__TASK BRIEF__:
Read through the data and count the lines that contain the string "dólares"; give only the result.

(Figure record listings)
※
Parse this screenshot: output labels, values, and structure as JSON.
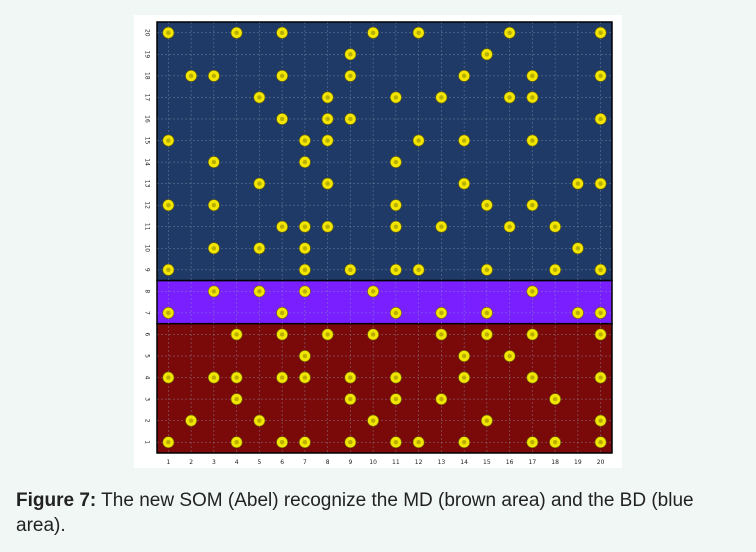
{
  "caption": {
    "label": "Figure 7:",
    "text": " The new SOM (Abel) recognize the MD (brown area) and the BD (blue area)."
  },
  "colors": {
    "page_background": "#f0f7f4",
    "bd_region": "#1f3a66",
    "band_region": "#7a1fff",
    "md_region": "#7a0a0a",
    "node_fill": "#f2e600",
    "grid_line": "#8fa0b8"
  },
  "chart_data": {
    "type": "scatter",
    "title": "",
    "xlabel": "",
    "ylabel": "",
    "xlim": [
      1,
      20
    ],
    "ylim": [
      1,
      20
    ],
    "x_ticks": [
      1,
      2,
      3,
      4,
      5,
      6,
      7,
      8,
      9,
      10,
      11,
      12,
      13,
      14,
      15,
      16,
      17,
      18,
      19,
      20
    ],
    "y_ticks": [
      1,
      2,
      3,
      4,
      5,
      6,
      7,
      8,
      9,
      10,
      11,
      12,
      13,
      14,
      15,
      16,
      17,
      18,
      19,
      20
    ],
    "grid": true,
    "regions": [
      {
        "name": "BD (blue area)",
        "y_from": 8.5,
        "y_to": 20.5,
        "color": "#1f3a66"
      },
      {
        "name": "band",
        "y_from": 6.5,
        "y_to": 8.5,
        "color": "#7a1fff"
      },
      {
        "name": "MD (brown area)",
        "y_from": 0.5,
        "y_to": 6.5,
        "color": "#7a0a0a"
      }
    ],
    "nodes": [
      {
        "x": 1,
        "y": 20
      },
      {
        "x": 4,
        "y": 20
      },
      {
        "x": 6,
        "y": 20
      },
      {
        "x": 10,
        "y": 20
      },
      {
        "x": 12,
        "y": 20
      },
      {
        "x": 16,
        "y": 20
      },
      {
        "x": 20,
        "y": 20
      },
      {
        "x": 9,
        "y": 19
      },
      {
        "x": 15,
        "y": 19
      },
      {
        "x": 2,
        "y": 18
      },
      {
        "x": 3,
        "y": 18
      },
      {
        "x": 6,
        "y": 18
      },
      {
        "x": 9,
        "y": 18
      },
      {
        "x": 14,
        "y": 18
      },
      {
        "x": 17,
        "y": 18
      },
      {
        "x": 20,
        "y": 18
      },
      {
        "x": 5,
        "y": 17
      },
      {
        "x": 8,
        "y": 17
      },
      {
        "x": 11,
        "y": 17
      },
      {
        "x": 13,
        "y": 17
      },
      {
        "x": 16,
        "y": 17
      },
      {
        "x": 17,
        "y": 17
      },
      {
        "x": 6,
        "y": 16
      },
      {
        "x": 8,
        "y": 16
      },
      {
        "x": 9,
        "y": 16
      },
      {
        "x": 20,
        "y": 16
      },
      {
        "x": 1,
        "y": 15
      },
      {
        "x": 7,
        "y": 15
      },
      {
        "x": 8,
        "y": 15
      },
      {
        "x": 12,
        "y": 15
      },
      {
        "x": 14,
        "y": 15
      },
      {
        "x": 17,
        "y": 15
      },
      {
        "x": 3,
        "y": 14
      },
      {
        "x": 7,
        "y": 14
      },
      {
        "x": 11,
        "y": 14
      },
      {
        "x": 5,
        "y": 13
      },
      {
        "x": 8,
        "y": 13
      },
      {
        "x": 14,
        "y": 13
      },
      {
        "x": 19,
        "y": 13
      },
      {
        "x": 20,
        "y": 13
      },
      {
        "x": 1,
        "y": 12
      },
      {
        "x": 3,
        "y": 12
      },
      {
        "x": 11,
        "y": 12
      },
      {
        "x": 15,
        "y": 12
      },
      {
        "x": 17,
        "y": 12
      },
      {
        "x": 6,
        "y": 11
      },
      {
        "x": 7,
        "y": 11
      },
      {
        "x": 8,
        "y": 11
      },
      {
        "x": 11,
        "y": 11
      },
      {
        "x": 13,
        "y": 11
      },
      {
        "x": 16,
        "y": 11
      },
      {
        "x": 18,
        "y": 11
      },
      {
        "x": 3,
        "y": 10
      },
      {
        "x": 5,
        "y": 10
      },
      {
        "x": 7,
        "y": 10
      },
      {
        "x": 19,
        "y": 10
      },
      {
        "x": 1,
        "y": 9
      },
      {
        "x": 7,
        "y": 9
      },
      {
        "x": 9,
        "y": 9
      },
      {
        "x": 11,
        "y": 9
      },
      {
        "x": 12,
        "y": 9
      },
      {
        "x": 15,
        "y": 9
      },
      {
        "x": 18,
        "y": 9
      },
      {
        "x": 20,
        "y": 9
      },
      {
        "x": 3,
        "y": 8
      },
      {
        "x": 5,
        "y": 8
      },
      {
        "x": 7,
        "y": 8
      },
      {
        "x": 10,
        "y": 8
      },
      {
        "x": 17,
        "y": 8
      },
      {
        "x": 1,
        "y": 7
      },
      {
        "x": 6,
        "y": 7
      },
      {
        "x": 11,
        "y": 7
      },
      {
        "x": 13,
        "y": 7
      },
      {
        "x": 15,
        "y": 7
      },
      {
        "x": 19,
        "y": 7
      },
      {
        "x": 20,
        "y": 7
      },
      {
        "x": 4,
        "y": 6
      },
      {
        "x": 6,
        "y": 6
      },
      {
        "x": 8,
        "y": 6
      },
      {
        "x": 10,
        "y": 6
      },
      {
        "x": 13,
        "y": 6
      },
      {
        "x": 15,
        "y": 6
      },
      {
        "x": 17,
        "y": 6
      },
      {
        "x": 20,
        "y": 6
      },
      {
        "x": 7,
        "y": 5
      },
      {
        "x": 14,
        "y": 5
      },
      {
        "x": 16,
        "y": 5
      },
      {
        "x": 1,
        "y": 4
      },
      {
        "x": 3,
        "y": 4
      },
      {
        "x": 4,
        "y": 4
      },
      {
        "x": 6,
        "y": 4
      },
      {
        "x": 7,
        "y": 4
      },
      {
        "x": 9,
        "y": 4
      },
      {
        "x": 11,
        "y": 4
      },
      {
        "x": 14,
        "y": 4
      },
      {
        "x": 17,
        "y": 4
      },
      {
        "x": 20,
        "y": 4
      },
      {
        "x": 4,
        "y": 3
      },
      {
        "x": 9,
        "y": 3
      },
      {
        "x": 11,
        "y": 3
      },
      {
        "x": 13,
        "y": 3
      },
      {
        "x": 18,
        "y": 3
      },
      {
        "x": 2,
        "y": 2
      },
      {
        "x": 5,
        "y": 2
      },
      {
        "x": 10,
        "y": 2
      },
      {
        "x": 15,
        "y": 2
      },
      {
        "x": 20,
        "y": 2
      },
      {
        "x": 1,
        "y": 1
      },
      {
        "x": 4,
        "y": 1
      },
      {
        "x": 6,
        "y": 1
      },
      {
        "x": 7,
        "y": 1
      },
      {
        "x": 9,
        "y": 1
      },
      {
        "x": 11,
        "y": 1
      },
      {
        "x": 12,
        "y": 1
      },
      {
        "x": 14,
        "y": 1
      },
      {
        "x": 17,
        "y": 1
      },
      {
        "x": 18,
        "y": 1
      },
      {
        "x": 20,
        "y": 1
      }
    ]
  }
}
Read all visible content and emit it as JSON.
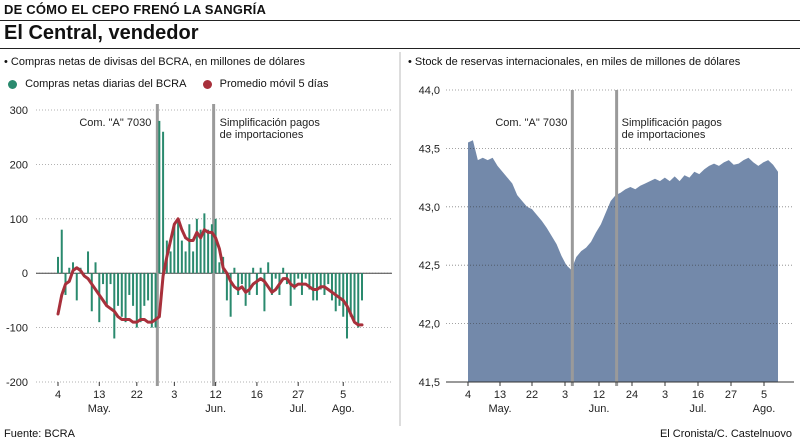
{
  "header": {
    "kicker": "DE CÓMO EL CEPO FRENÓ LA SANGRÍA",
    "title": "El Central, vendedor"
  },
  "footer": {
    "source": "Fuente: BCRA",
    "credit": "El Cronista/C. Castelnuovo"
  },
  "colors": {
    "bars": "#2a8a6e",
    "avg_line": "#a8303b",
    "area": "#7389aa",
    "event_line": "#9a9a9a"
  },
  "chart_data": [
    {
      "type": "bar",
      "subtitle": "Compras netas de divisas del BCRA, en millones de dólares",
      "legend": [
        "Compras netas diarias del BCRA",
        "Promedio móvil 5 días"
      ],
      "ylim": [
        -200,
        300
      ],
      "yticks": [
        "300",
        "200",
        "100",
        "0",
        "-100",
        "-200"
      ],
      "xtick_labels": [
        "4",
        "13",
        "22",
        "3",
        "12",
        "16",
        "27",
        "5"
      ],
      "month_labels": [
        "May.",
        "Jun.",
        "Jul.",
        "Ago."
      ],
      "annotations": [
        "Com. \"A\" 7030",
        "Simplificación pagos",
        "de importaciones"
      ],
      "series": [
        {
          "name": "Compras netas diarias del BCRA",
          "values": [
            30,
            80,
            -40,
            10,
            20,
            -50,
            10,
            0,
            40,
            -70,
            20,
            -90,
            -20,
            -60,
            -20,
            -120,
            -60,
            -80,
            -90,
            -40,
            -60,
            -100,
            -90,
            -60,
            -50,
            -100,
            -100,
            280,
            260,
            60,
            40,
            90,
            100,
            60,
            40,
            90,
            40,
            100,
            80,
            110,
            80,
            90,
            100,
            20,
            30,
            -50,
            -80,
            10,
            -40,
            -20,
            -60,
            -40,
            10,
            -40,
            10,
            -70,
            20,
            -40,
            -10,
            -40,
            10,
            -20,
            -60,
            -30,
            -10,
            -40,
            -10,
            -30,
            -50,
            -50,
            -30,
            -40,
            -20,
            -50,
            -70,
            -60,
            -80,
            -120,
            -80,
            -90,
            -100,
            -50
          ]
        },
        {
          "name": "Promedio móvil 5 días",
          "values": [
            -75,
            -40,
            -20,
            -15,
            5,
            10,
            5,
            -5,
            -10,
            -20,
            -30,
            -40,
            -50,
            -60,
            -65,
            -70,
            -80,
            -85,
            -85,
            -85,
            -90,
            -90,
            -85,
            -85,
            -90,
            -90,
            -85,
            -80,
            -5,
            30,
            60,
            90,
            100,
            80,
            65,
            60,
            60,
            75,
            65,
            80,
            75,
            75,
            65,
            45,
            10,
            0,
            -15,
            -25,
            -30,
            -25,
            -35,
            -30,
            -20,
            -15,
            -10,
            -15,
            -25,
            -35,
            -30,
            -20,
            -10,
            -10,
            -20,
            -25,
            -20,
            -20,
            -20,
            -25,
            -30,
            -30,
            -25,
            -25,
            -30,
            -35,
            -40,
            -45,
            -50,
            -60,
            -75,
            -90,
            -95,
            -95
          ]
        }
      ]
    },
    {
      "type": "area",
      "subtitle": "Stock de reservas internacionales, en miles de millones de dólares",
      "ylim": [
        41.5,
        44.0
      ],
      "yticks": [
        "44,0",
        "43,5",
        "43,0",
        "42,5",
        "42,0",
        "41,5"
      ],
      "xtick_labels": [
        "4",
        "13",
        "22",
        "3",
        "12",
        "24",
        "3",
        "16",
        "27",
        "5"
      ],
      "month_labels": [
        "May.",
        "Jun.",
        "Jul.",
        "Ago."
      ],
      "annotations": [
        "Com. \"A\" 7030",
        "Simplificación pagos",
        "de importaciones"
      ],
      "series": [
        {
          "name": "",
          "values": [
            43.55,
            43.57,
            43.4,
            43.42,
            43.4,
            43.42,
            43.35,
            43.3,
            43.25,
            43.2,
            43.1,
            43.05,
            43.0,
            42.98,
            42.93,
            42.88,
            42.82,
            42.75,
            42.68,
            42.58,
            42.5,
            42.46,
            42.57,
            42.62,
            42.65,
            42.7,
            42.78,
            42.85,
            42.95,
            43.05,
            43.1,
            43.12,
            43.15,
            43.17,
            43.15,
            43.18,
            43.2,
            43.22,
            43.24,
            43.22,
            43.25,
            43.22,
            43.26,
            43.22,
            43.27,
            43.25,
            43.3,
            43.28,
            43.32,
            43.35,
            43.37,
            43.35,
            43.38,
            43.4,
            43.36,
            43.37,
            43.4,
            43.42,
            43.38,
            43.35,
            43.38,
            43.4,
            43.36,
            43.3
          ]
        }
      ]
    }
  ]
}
※
__ANSWER FOR THE TASK__:
2